- WHAT IS BEING ASKED:
Give only the number of lines that include the string "this".

● ● ● ● ●

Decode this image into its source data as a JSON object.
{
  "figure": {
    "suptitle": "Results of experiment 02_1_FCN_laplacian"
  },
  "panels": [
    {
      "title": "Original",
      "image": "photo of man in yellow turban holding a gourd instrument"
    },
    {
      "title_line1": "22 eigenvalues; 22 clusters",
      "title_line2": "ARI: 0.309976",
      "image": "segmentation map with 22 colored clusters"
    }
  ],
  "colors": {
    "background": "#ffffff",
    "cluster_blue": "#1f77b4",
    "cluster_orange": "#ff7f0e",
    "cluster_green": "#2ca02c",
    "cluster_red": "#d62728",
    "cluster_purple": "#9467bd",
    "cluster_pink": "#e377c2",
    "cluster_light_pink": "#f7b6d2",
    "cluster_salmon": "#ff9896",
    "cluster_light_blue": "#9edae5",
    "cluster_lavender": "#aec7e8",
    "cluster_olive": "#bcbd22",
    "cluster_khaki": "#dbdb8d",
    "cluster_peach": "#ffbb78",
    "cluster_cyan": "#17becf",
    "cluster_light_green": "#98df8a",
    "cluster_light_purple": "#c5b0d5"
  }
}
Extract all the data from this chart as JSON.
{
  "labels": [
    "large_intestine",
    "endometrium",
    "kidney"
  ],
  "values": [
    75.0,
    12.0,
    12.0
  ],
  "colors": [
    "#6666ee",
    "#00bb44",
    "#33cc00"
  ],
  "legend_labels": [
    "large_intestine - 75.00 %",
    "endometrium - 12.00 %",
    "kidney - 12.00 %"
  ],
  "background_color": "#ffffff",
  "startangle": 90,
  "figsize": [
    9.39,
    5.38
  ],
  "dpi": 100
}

● ● ● ● ●

- ANSWER:
2